## Exercise prompt
Find each line holding "Output" and copy it out.

-- Start Dataset excerpts --

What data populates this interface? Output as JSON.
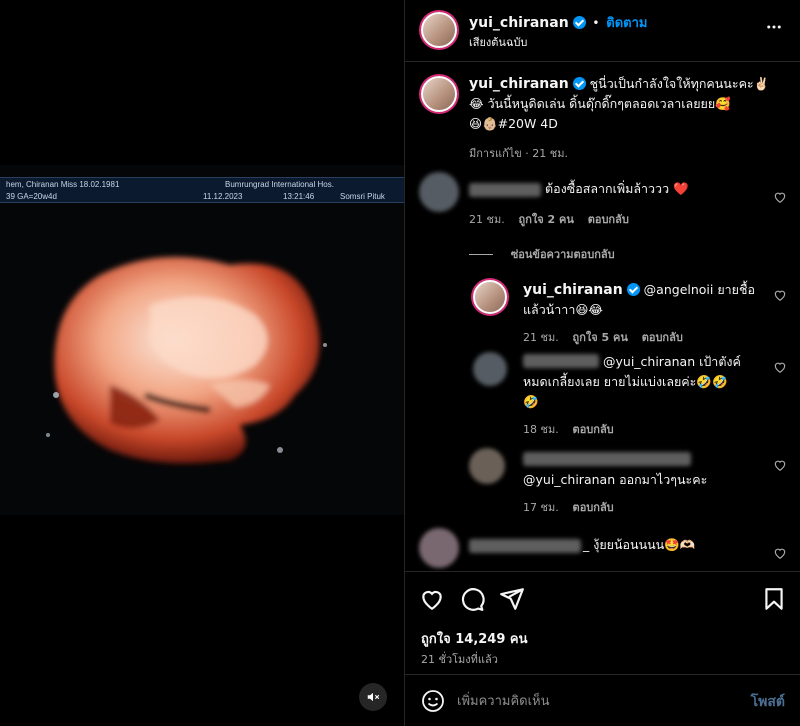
{
  "media": {
    "ultrasound_header": {
      "patient": "hem, Chiranan  Miss 18.02.1981",
      "hospital": "Bumrungrad International Hos.",
      "ga": "39  GA=20w4d",
      "date": "11.12.2023",
      "time": "13:21:46",
      "operator": "Somsri Pituk"
    },
    "mute_icon": "speaker-muted-icon"
  },
  "header": {
    "username": "yui_chiranan",
    "dot": "•",
    "follow_label": "ติดตาม",
    "audio_label": "เสียงต้นฉบับ",
    "more_icon": "more-horizontal-icon"
  },
  "caption": {
    "username": "yui_chiranan",
    "text_line1": "ชูนี่วเป็นกำลังใจให้ทุกคนนะคะ✌🏻",
    "text_line2": "😂 วันนี้หนูดิดเล่น ดิ้นดุ๊กดิ๊กๆตลอดเวลาเลยยย🥰",
    "text_line3": "😆👶🏼#20W 4D",
    "meta": "มีการแก้ไข · 21 ชม."
  },
  "comments": [
    {
      "text": "ต้องซื้อสลากเพิ่มล้าววว ❤️",
      "time": "21 ชม.",
      "likes": "ถูกใจ 2 คน",
      "reply_label": "ตอบกลับ"
    }
  ],
  "hide_replies_label": "ซ่อนข้อความตอบกลับ",
  "replies": [
    {
      "username": "yui_chiranan",
      "text_line1": "@angelnoii ยายชื้อ",
      "text_line2": "แล้วน้าาา😆😂",
      "time": "21 ชม.",
      "likes": "ถูกใจ 5 คน",
      "reply_label": "ตอบกลับ"
    },
    {
      "text_line1": "@yui_chiranan เป้าตังค์",
      "text_line2": "หมดเกลี้ยงเลย ยายไม่แบ่งเลยค่ะ🤣🤣",
      "text_line3": "🤣",
      "time": "18 ชม.",
      "reply_label": "ตอบกลับ"
    },
    {
      "text": "@yui_chiranan ออกมาไวๆนะคะ",
      "time": "17 ชม.",
      "reply_label": "ตอบกลับ"
    }
  ],
  "last_comment": {
    "text": "_ งุ้ยยน้อนนนน🤩🫶🏻"
  },
  "actions": {
    "like_icon": "heart-icon",
    "comment_icon": "comment-icon",
    "share_icon": "share-icon",
    "save_icon": "bookmark-icon",
    "likes": "ถูกใจ 14,249 คน",
    "time_ago": "21 ชั่วโมงที่แล้ว"
  },
  "comment_box": {
    "emoji_icon": "emoji-icon",
    "placeholder": "เพิ่มความคิดเห็น",
    "post_label": "โพสต์"
  },
  "colors": {
    "accent": "#0095f6",
    "background": "#000000",
    "like_red": "#ff3040"
  }
}
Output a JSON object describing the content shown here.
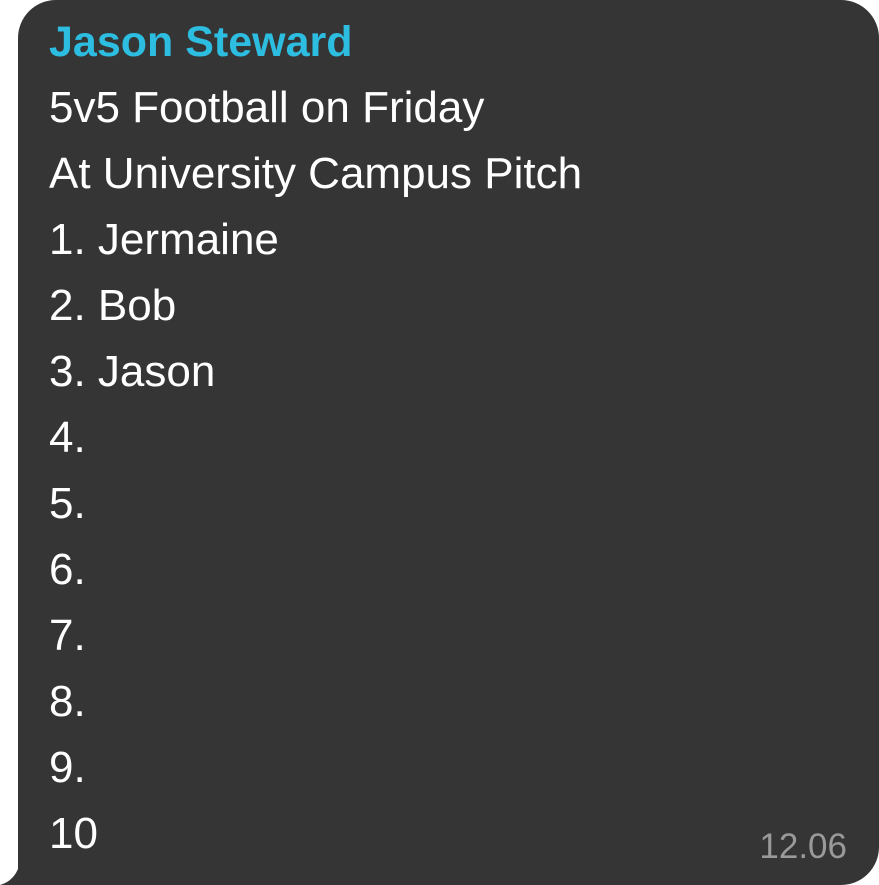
{
  "message": {
    "sender": "Jason Steward",
    "sender_color": "#2cbde0",
    "bubble_color": "#353535",
    "lines": [
      "5v5 Football on Friday",
      "At University Campus Pitch",
      "1. Jermaine",
      "2. Bob",
      "3. Jason",
      "4.",
      "5.",
      "6.",
      "7.",
      "8.",
      "9.",
      "10"
    ],
    "time": "12.06"
  }
}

-- End Dataset excerpts --

## Result
What data populates this interface? Output as JSON.
Output a JSON object describing the content shown here.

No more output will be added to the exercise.